Find how many lines contain the word "name" and state that number alone.

--- Start of Records provided ---

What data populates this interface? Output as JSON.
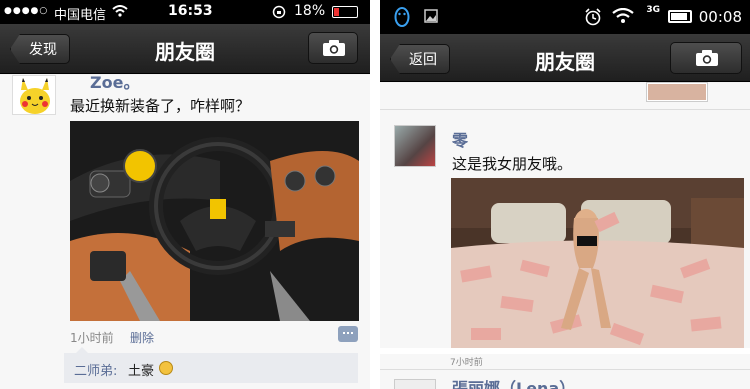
{
  "left": {
    "status": {
      "carrier": "中国电信",
      "time": "16:53",
      "battery": "18%"
    },
    "nav": {
      "back": "发现",
      "title": "朋友圈"
    },
    "post": {
      "name": "Zoe。",
      "text": "最近换新装备了，咋样啊？",
      "time": "1小时前",
      "delete": "删除"
    },
    "comment": {
      "name": "二师弟:",
      "text": "土豪"
    }
  },
  "right": {
    "status": {
      "time": "00:08",
      "network": "3G"
    },
    "nav": {
      "back": "返回",
      "title": "朋友圈"
    },
    "post": {
      "name": "零",
      "text": "这是我女朋友哦。",
      "time": "7小时前"
    },
    "next_post": {
      "name": "張丽娜（Lena）"
    }
  }
}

--- End of Records provided ---

> **Task solution**
4